[WHAT IS EXPECTED] Search the listing below for the string "Week" and show each line that contains it.

## begin

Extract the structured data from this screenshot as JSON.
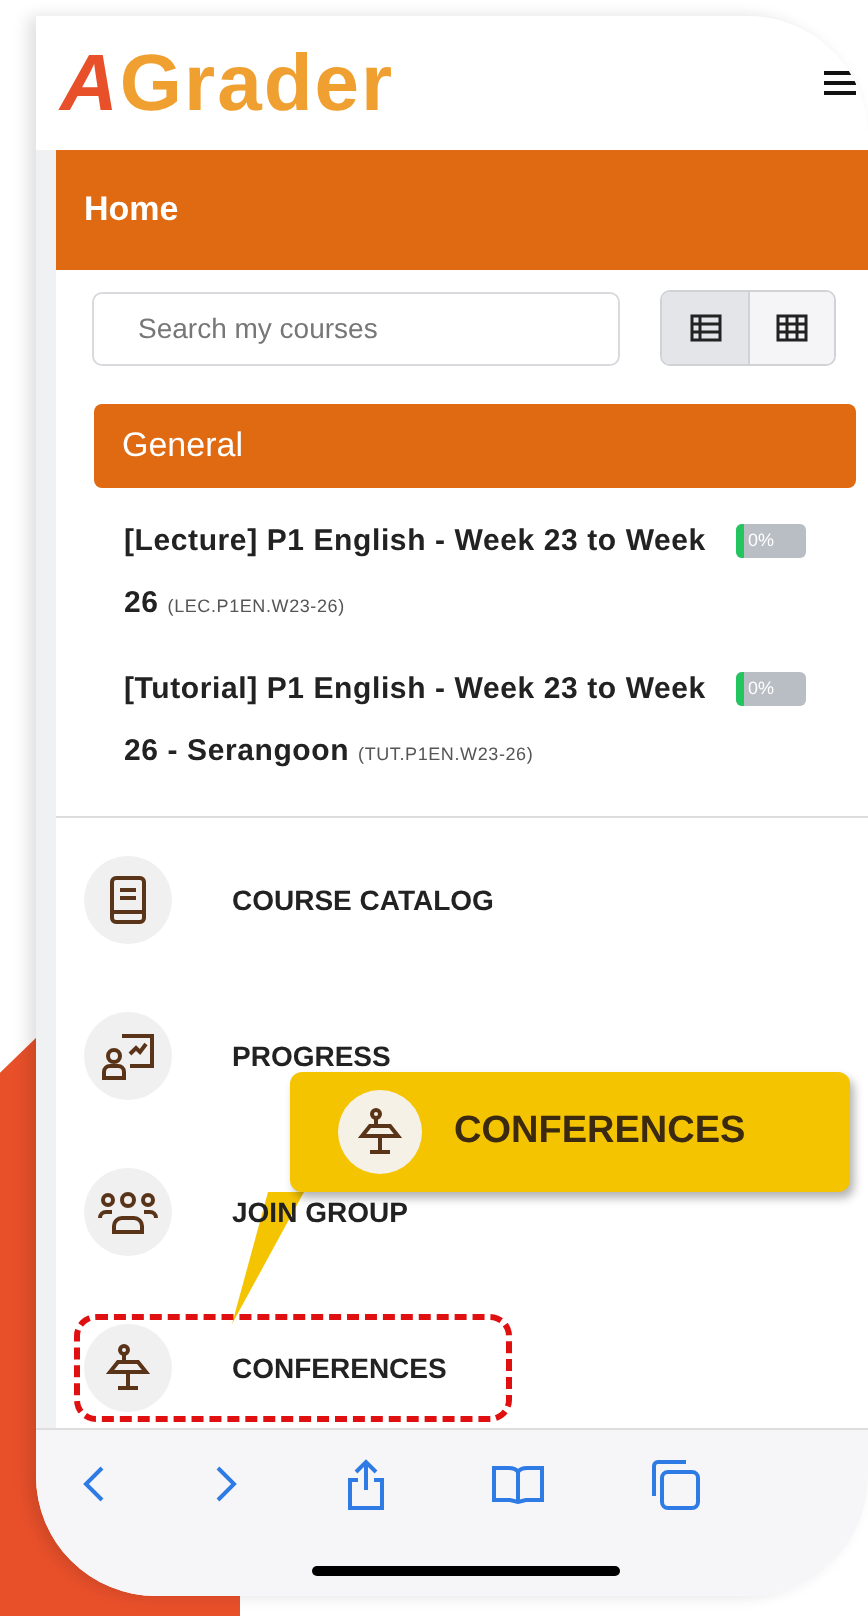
{
  "logo": {
    "mark": "A",
    "text": "Grader"
  },
  "page_title": "Home",
  "search": {
    "placeholder": "Search my courses"
  },
  "view_toggle": [
    {
      "kind": "list",
      "selected": true
    },
    {
      "kind": "grid",
      "selected": false
    }
  ],
  "section": {
    "title": "General",
    "courses": [
      {
        "name": "[Lecture] P1 English - Week 23 to Week 26",
        "code": "(LEC.P1EN.W23-26)",
        "progress": "0%",
        "level": 0
      },
      {
        "name": "[Tutorial] P1 English - Week 23 to Week 26 - Serangoon",
        "code": "(TUT.P1EN.W23-26)",
        "progress": "0%",
        "level": 0
      }
    ]
  },
  "nav_items": [
    {
      "kind": "catalog",
      "label": "COURSE CATALOG",
      "highlighted": false
    },
    {
      "kind": "progress",
      "label": "PROGRESS",
      "highlighted": false
    },
    {
      "kind": "group",
      "label": "JOIN GROUP",
      "highlighted": false
    },
    {
      "kind": "conference",
      "label": "CONFERENCES",
      "highlighted": true
    }
  ],
  "callout": {
    "kind": "conference",
    "label": "CONFERENCES"
  },
  "browser_toolbar": [
    {
      "kind": "back"
    },
    {
      "kind": "forward"
    },
    {
      "kind": "share"
    },
    {
      "kind": "bookmarks"
    },
    {
      "kind": "tabs"
    }
  ]
}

## end

[SOLVED EXERCISE]
        "name": "[Lecture] P1 English - Week 23 to Week 26",
        "name": "[Tutorial] P1 English - Week 23 to Week 26 - Serangoon",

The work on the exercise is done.